Exercise brief ->
Find how many lines contain "终止妊娠药品" and state only that number.

Working data ->
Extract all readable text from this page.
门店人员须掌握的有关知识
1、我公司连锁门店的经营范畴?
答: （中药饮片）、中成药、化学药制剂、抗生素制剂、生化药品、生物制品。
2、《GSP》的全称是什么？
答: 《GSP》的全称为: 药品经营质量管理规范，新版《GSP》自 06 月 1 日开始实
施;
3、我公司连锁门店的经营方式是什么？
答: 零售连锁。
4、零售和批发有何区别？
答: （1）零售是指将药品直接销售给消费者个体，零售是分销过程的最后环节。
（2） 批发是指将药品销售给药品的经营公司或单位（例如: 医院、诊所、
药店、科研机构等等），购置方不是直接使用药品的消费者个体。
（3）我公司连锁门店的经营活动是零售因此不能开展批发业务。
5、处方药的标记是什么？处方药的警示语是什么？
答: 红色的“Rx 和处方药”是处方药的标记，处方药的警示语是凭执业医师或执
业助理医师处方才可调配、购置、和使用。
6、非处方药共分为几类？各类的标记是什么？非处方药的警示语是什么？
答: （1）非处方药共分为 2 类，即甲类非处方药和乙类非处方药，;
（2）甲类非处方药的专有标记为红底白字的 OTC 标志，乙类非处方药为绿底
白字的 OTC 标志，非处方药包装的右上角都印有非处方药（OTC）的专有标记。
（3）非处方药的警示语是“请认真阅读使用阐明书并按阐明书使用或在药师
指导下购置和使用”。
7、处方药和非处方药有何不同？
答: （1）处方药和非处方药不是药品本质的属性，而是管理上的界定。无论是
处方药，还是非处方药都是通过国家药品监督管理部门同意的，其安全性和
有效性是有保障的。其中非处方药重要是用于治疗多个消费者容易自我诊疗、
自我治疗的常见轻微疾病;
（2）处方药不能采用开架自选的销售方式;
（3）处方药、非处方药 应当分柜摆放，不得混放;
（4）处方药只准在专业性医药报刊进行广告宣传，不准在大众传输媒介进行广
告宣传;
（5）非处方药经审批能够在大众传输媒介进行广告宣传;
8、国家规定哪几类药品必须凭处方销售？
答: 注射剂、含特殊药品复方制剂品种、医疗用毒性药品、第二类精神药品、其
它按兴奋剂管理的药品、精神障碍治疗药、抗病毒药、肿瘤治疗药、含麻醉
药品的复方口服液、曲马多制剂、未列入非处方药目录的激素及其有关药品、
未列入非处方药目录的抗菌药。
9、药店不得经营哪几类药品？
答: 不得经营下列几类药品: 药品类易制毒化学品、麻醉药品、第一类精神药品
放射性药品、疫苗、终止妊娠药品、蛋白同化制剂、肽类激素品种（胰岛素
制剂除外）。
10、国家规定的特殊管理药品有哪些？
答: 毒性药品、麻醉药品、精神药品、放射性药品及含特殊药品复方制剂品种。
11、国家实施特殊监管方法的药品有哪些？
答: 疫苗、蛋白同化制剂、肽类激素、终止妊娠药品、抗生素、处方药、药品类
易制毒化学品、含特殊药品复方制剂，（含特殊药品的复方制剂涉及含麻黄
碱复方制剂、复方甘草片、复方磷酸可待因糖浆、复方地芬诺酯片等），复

Answer in full ->
2